>>>

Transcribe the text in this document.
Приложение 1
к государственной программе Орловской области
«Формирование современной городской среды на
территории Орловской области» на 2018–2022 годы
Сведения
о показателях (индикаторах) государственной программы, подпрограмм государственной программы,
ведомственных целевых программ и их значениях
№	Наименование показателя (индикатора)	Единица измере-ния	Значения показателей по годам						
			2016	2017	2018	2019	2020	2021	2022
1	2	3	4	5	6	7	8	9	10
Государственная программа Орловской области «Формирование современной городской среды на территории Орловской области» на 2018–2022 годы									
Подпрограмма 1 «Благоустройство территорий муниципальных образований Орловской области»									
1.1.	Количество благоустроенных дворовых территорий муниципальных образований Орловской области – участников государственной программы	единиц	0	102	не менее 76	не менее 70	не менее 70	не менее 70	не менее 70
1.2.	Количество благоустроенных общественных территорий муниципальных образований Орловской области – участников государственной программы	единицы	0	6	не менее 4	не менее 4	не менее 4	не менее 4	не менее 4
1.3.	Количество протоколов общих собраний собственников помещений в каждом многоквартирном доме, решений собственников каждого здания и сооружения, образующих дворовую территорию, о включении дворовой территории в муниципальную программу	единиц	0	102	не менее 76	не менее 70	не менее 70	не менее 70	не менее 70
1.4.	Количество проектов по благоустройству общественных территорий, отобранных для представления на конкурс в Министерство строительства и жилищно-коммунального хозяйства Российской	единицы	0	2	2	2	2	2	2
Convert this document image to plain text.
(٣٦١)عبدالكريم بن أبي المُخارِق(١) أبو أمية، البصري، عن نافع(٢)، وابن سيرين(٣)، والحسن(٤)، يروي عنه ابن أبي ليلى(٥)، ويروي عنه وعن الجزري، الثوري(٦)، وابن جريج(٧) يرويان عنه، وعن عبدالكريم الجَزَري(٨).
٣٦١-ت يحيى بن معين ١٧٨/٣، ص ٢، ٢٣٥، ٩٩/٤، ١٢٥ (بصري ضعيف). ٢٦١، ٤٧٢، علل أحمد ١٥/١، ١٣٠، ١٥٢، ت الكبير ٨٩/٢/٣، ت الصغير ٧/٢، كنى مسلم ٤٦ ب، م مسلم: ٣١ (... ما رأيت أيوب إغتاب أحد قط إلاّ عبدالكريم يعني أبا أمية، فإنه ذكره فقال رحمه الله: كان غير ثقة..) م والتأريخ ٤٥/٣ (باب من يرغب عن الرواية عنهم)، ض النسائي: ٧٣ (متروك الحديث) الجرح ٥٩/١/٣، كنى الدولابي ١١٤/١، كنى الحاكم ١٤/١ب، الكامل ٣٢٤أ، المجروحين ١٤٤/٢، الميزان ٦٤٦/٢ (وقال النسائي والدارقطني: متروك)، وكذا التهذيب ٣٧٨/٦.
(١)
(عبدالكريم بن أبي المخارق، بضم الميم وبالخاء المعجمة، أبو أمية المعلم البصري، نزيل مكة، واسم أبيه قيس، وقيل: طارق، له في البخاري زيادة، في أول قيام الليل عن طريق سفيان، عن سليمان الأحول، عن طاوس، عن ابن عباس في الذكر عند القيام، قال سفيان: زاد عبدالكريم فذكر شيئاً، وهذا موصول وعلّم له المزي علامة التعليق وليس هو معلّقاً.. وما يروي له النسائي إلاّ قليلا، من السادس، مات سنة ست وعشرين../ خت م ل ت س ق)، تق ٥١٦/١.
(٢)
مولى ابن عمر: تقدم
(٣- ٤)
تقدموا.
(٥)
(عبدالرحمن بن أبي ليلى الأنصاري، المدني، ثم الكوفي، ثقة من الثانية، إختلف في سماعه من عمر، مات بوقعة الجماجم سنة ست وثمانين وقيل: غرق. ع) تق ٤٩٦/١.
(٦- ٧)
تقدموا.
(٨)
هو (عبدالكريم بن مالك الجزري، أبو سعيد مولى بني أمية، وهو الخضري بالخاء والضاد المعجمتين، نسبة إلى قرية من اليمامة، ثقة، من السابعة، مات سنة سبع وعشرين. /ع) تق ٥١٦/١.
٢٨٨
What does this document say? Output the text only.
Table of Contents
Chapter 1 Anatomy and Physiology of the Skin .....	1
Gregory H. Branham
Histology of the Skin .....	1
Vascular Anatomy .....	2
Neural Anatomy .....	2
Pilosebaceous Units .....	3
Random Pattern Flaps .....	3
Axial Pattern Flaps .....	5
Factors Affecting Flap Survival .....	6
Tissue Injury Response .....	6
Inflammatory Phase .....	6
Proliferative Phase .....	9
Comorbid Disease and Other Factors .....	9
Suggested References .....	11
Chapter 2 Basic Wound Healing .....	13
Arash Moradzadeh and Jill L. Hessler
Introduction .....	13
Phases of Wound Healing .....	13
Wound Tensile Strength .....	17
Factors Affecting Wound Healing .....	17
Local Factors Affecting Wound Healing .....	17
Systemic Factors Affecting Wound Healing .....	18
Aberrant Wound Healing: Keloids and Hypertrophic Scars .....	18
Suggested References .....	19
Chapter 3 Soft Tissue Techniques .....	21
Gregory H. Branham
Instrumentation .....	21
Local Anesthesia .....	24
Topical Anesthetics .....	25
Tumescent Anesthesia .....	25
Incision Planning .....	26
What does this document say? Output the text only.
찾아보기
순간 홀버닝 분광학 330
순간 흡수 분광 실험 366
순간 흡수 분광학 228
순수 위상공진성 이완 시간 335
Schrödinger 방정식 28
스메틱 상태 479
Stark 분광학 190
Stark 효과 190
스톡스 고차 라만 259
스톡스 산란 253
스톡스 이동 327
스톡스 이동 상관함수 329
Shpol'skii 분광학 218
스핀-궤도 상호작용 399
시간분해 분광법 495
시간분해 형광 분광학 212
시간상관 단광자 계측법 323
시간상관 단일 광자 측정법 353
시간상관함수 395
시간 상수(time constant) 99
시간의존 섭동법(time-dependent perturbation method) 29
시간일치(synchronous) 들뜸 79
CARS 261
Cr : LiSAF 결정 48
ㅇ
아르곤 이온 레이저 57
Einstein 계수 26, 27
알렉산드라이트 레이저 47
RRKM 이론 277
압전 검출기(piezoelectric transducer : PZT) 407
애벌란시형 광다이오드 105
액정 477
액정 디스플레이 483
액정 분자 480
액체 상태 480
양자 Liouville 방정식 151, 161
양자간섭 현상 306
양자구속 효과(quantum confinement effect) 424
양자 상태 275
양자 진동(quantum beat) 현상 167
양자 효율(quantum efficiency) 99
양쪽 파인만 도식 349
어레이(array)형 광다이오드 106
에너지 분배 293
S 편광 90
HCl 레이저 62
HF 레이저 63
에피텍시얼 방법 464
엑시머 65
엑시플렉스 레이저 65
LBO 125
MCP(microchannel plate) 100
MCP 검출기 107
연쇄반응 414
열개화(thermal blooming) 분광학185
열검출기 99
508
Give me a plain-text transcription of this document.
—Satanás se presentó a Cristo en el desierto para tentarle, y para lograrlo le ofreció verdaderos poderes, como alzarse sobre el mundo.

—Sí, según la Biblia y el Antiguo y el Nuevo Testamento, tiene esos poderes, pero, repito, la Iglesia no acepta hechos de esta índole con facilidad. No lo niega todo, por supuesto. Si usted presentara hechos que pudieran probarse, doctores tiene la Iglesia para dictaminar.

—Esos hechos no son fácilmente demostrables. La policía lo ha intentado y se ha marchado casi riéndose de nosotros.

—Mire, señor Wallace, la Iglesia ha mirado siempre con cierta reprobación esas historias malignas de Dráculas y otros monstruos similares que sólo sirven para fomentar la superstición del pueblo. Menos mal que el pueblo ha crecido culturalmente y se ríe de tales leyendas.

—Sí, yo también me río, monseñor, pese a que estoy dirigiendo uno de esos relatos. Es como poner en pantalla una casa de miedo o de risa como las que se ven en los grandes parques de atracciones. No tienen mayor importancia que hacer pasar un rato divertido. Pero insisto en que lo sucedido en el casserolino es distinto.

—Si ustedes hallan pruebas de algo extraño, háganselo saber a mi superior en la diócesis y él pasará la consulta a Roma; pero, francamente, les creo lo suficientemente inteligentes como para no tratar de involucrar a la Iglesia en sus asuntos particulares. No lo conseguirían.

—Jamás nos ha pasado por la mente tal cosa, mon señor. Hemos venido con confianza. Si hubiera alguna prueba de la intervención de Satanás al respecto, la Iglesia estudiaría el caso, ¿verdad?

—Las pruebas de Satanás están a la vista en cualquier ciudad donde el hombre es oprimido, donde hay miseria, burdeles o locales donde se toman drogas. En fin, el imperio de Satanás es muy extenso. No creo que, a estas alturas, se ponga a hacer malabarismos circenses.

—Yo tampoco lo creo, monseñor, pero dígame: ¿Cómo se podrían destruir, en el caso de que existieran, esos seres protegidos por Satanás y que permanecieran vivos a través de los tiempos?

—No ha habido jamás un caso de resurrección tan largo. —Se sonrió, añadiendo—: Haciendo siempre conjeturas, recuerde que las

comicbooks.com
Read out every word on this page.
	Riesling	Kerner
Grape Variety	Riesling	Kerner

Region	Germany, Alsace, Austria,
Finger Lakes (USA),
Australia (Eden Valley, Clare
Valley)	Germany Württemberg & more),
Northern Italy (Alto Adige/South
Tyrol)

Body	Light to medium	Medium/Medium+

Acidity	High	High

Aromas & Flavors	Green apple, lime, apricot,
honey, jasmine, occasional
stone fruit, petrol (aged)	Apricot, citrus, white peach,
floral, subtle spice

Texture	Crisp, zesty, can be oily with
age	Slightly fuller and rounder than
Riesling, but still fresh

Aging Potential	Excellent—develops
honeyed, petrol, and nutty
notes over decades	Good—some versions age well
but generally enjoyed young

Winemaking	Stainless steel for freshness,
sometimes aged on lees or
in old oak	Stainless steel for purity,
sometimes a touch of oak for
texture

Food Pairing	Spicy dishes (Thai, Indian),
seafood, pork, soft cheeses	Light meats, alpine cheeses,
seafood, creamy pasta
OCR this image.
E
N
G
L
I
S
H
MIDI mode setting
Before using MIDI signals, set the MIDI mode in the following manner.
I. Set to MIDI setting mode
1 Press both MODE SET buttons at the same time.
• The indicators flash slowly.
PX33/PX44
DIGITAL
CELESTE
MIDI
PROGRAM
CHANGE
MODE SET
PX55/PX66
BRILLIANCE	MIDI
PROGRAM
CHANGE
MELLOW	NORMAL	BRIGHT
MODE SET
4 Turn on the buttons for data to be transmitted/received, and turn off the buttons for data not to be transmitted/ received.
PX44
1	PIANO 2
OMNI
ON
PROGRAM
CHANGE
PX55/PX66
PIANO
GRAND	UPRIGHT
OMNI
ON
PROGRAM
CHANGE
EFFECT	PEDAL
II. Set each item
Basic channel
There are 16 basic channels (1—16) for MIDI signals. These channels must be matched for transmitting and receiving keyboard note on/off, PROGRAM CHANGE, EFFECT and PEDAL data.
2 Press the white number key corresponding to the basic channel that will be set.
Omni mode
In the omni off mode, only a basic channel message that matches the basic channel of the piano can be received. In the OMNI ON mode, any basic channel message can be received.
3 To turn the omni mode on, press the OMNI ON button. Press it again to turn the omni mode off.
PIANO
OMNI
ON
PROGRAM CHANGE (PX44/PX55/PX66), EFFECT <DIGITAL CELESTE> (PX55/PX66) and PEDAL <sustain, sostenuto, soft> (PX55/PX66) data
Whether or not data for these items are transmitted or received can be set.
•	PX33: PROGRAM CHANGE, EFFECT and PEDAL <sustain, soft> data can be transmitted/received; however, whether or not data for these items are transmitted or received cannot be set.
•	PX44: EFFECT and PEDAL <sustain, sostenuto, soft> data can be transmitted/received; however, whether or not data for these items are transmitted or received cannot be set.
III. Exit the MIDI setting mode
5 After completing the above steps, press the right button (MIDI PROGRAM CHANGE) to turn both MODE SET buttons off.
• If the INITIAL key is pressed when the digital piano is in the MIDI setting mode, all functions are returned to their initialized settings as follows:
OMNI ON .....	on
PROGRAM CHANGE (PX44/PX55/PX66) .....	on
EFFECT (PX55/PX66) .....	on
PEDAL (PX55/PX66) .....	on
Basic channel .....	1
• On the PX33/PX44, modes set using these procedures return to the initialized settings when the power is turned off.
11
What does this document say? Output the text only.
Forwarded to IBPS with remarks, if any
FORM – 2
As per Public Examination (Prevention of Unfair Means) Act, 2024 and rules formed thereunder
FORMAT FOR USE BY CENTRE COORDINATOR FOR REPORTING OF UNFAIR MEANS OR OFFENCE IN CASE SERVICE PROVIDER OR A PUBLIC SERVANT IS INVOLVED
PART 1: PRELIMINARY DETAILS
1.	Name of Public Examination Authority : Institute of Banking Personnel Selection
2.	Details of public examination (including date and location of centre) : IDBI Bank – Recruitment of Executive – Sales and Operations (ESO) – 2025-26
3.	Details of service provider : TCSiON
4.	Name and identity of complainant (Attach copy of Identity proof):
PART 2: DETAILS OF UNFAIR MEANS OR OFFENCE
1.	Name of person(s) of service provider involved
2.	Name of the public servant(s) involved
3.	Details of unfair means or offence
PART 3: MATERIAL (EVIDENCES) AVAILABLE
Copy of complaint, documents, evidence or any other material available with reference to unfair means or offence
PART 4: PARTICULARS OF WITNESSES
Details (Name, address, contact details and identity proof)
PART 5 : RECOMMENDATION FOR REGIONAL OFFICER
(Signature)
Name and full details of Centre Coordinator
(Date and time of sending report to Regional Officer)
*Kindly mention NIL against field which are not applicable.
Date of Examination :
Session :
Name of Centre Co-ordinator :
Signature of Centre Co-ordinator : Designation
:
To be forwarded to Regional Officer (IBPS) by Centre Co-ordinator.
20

<<<

STATED EXERCISE: Report all lines of the data that include the word "caso".

RESPONSE TO THE EXERCISE:
—Jamás nos ha pasado por la mente tal cosa, mon señor. Hemos venido con confianza. Si hubiera alguna prueba de la intervención de Satanás al respecto, la Iglesia estudiaría el caso, ¿verdad?
—Yo tampoco lo creo, monseñor, pero dígame: ¿Cómo se podrían destruir, en el caso de que existieran, esos seres protegidos por Satanás y que permanecieran vivos a través de los tiempos?
—No ha habido jamás un caso de resurrección tan largo. —Se sonrió, añadiendo—: Haciendo siempre conjeturas, recuerde que las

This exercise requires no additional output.